◆ Given exercise
Find the lines holding "views" and copy them.
>> begin Provided information
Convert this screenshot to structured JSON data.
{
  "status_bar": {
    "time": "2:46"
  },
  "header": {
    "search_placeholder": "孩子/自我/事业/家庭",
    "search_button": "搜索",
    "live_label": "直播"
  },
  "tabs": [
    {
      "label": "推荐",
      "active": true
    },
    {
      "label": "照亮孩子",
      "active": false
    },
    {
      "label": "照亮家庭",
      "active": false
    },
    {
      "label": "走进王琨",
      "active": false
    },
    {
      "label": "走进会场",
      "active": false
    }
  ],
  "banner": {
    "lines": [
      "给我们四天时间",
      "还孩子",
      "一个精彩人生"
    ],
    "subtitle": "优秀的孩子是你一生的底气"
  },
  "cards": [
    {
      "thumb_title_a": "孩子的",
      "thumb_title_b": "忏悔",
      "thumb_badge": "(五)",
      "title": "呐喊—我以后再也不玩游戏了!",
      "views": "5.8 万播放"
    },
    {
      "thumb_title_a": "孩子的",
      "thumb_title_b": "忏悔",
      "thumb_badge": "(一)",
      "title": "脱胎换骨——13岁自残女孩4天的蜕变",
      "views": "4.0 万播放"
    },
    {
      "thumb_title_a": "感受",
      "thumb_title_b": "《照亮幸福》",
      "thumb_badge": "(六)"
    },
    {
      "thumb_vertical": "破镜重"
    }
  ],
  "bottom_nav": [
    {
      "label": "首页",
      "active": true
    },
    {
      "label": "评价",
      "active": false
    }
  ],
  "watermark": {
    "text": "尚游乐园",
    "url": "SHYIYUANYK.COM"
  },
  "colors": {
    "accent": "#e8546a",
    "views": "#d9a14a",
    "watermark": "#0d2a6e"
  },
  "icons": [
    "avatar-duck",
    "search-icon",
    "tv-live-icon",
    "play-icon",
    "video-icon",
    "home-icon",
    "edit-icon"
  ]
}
>> end Provided information
◆ Exercise response
      "views": "5.8 万播放"
      "views": "4.0 万播放"
    "views": "#d9a14a",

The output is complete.